DATA LINES:
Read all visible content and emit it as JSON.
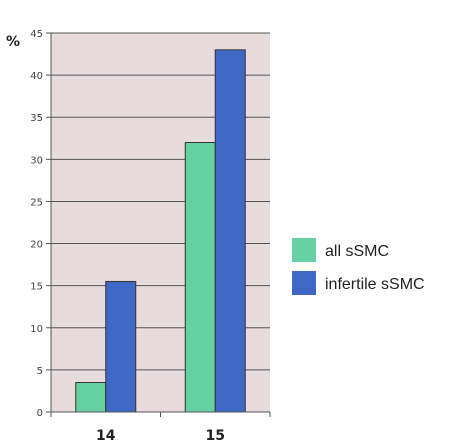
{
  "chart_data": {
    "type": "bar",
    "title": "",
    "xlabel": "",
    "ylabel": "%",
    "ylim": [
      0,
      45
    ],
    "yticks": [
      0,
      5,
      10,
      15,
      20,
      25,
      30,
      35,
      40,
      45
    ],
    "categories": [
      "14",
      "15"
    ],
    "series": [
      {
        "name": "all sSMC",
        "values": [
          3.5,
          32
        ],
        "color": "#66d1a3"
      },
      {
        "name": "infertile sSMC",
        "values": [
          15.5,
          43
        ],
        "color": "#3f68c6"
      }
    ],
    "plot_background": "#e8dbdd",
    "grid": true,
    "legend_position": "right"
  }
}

REQUIREMENT:
Above are records to transcribe exactly; leave their pictures out.

WRITTEN ANSWER:
Read all visible content and emit it as JSON.
{
  "chart_data": {
    "type": "bar",
    "title": "",
    "xlabel": "",
    "ylabel": "%",
    "ylim": [
      0,
      45
    ],
    "yticks": [
      0,
      5,
      10,
      15,
      20,
      25,
      30,
      35,
      40,
      45
    ],
    "categories": [
      "14",
      "15"
    ],
    "series": [
      {
        "name": "all sSMC",
        "values": [
          3.5,
          32
        ],
        "color": "#66d1a3"
      },
      {
        "name": "infertile sSMC",
        "values": [
          15.5,
          43
        ],
        "color": "#3f68c6"
      }
    ],
    "plot_background": "#e8dbdd",
    "grid": true,
    "legend_position": "right"
  }
}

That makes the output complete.